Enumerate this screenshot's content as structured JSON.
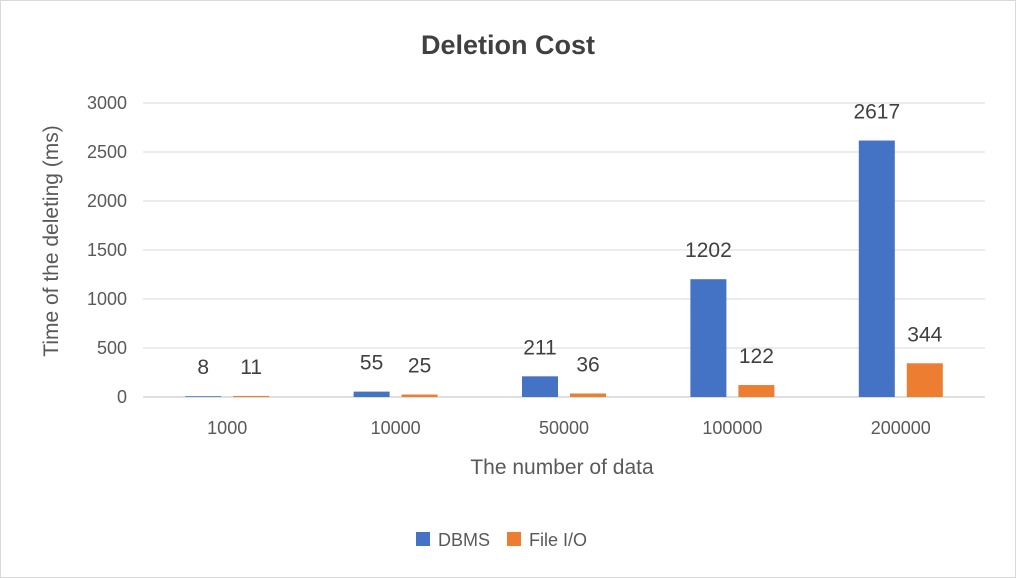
{
  "chart_data": {
    "type": "bar",
    "title": "Deletion Cost",
    "xlabel": "The number of data",
    "ylabel": "Time of the deleting (ms)",
    "categories": [
      "1000",
      "10000",
      "50000",
      "100000",
      "200000"
    ],
    "series": [
      {
        "name": "DBMS",
        "color": "#4472c4",
        "values": [
          8,
          55,
          211,
          1202,
          2617
        ]
      },
      {
        "name": "File I/O",
        "color": "#ed7d31",
        "values": [
          11,
          25,
          36,
          122,
          344
        ]
      }
    ],
    "ylim": [
      0,
      3000
    ],
    "yticks": [
      0,
      500,
      1000,
      1500,
      2000,
      2500,
      3000
    ],
    "grid": true,
    "legend_position": "bottom"
  }
}
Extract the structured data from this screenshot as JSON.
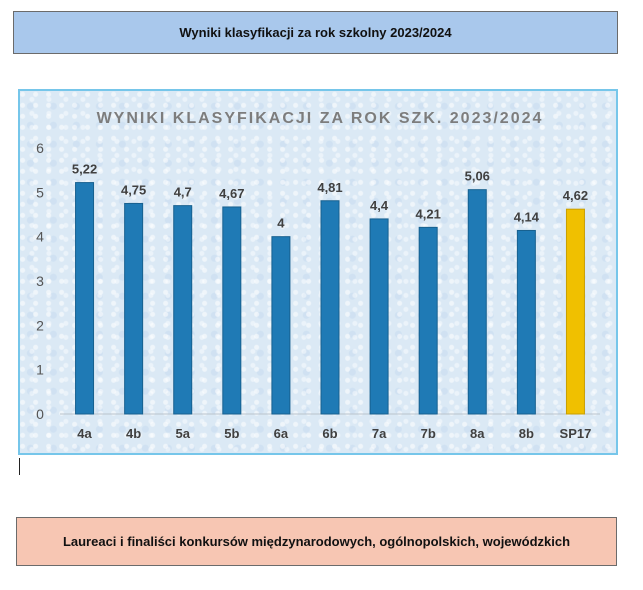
__________________________________________________
WHAT YOU WILL DO: Omit pictures; set down the rest of the material word for word.

TASK RESULT:
Enumerate this screenshot's content as structured JSON.
{
  "chart_data": {
    "type": "bar",
    "title": "Deletion Cost",
    "xlabel": "The number of data",
    "ylabel": "Time of the deleting (ms)",
    "categories": [
      "1000",
      "10000",
      "50000",
      "100000",
      "200000"
    ],
    "series": [
      {
        "name": "DBMS",
        "color": "#4472c4",
        "values": [
          8,
          55,
          211,
          1202,
          2617
        ]
      },
      {
        "name": "File I/O",
        "color": "#ed7d31",
        "values": [
          11,
          25,
          36,
          122,
          344
        ]
      }
    ],
    "ylim": [
      0,
      3000
    ],
    "yticks": [
      0,
      500,
      1000,
      1500,
      2000,
      2500,
      3000
    ],
    "grid": true,
    "legend_position": "bottom"
  }
}
Extract the structured data from this screenshot as JSON.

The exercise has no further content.